:: GIVEN INSTRUCTION ::
From the entries that follow, pick out all lines holding "Great".

-- START --

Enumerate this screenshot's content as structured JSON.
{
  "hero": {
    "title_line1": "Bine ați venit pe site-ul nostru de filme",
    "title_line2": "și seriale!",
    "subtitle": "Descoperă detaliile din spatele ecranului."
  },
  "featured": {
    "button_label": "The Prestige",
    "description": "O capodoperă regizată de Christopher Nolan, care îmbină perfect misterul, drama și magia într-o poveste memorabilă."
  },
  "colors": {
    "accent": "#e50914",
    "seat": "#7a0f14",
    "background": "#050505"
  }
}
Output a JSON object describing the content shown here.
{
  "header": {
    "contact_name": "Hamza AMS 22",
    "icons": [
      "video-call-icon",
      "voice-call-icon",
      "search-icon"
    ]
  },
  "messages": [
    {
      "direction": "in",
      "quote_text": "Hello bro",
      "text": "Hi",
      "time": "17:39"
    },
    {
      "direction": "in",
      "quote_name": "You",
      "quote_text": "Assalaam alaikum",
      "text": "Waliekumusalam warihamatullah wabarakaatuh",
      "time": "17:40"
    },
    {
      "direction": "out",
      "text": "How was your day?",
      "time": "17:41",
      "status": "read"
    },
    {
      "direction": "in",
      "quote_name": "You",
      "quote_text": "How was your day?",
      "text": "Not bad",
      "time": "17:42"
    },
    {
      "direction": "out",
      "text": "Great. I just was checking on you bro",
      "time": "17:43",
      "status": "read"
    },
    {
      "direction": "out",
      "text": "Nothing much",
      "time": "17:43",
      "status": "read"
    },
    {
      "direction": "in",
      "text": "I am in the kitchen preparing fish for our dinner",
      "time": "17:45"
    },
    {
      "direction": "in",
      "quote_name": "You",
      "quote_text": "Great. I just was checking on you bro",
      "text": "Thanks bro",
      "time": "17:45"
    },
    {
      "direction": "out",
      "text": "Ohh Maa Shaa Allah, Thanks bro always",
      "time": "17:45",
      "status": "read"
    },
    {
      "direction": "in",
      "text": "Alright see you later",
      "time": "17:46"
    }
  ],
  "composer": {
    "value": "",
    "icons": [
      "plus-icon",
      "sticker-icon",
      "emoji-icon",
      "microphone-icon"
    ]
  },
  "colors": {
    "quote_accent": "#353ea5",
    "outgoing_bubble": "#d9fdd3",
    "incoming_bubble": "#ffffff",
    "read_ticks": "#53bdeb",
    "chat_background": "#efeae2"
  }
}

-- END --

:: TASK RESULT ::
      "text": "Great. I just was checking on you bro",
      "quote_text": "Great. I just was checking on you bro",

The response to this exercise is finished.